# Your objective:
Pick out every line in the data below that holds "when".
[Start]
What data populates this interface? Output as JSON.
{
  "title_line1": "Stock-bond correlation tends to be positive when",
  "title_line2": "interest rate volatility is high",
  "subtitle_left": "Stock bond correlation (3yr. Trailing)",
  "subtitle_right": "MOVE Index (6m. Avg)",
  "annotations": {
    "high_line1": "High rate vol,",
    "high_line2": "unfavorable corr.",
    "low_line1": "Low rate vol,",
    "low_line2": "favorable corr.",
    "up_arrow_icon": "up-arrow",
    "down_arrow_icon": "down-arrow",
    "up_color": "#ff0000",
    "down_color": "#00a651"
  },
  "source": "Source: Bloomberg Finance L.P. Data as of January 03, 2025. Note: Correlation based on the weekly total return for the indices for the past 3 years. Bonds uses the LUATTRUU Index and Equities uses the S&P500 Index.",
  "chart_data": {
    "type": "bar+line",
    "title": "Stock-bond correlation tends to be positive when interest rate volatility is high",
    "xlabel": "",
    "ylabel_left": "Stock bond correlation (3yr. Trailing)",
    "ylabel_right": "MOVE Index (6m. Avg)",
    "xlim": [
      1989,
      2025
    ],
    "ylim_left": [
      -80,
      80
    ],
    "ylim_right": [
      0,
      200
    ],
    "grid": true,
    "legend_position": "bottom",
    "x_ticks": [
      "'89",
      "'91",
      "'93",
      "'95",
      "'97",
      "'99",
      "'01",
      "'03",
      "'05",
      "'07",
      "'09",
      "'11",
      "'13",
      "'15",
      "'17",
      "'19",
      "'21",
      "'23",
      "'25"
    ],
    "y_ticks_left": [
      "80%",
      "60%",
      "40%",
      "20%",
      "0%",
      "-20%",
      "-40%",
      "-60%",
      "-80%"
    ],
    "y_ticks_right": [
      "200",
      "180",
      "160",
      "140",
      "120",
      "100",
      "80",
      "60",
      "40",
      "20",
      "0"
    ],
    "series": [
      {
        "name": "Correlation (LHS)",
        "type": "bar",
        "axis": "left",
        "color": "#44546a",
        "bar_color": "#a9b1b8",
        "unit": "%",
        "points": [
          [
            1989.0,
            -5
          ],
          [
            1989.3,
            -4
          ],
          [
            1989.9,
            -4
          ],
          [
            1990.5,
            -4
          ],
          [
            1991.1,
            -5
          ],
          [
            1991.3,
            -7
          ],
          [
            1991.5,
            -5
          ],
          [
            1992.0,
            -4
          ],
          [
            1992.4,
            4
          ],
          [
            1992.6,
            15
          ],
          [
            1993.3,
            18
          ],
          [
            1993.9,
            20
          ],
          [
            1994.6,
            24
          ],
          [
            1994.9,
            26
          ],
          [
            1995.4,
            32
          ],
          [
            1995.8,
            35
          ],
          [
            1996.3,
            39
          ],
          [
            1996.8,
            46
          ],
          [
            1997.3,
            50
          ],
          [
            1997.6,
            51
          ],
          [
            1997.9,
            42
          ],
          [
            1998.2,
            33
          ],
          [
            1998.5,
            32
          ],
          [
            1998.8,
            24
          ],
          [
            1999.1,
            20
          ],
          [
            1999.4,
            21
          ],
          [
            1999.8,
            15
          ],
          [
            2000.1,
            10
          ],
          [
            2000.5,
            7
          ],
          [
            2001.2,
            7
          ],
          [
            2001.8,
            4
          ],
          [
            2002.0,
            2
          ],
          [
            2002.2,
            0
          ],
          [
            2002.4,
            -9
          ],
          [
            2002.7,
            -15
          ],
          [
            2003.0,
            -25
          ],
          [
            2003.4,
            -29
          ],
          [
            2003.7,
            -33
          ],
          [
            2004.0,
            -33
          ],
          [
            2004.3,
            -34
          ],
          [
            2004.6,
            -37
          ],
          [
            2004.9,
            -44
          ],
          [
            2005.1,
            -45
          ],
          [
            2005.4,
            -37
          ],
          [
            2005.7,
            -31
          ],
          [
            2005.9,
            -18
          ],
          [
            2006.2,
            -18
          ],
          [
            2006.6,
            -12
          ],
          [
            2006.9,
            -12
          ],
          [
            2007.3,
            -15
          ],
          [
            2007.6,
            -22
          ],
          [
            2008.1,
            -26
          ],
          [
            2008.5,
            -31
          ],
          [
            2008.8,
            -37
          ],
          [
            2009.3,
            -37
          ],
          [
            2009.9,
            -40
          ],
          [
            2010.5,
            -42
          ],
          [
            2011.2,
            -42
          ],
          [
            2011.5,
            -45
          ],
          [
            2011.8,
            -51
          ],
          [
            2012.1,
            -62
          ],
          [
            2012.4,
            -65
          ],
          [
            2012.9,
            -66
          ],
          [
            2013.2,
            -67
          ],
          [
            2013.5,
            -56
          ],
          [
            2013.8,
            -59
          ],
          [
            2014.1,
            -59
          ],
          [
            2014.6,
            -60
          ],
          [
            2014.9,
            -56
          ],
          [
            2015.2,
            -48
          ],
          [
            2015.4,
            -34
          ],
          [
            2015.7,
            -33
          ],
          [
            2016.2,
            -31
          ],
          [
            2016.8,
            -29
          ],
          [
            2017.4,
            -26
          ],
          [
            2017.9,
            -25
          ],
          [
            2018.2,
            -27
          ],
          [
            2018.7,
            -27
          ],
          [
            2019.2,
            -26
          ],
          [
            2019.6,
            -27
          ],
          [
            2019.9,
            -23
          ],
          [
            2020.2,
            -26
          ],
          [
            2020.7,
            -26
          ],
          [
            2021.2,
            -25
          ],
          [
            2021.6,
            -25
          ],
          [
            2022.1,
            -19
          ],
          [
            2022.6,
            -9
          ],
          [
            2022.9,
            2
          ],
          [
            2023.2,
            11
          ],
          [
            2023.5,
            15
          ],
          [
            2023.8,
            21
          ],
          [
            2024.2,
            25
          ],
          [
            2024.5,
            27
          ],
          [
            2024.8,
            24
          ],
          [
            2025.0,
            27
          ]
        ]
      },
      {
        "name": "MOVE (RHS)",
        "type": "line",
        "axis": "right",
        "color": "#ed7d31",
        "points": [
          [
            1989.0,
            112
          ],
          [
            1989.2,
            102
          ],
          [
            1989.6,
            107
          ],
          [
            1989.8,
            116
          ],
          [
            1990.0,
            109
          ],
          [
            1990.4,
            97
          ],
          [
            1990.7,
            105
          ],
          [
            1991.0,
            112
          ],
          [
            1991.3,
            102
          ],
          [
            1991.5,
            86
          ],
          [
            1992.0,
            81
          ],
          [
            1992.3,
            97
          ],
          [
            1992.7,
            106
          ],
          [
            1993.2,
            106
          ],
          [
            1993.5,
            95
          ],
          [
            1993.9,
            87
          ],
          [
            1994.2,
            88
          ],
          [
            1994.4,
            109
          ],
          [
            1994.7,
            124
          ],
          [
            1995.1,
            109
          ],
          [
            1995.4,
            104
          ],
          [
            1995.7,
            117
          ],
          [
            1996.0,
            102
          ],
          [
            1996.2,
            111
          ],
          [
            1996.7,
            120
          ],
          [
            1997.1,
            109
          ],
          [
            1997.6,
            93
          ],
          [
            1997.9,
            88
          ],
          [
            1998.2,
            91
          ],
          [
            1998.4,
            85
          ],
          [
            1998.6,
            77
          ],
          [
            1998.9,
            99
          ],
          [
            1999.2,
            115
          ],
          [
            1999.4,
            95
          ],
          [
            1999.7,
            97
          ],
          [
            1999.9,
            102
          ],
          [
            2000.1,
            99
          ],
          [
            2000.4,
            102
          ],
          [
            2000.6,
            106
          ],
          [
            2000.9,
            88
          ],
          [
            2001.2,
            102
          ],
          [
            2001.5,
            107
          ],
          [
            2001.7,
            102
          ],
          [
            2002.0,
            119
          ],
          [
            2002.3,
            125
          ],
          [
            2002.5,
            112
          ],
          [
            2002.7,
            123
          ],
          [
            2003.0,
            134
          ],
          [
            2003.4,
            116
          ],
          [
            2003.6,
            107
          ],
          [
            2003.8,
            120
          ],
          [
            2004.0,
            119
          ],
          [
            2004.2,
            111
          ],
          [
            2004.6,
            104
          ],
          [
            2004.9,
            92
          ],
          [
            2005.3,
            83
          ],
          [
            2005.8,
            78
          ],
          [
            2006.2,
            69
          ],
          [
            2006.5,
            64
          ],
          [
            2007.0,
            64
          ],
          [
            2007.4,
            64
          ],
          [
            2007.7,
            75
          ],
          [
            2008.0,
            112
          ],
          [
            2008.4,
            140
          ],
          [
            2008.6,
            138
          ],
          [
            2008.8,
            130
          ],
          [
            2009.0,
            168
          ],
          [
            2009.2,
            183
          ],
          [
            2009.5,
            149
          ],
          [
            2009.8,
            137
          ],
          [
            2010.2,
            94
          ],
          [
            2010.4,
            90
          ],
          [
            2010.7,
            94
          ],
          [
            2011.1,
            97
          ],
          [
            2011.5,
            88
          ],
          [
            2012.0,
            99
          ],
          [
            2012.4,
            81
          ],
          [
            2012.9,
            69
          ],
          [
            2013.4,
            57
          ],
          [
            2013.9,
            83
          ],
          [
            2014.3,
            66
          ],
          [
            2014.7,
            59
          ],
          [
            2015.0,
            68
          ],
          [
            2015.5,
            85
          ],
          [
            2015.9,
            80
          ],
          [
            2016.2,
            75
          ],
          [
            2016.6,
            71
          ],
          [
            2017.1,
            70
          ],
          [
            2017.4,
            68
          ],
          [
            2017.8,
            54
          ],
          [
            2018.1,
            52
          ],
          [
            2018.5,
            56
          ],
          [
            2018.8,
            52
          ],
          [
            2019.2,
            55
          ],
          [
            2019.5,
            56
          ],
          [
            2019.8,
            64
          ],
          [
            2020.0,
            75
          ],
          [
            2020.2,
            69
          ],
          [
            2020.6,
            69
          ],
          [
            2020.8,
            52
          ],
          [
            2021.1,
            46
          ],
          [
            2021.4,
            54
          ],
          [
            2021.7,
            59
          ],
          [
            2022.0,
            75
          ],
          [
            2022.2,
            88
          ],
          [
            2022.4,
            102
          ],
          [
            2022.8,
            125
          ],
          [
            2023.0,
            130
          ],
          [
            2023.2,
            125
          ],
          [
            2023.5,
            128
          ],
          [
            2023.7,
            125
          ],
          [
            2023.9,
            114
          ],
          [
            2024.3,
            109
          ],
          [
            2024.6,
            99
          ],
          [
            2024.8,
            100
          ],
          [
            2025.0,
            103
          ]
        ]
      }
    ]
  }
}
[End]
# Task output:
  "title_line1": "Stock-bond correlation tends to be positive when",
    "title": "Stock-bond correlation tends to be positive when interest rate volatility is high",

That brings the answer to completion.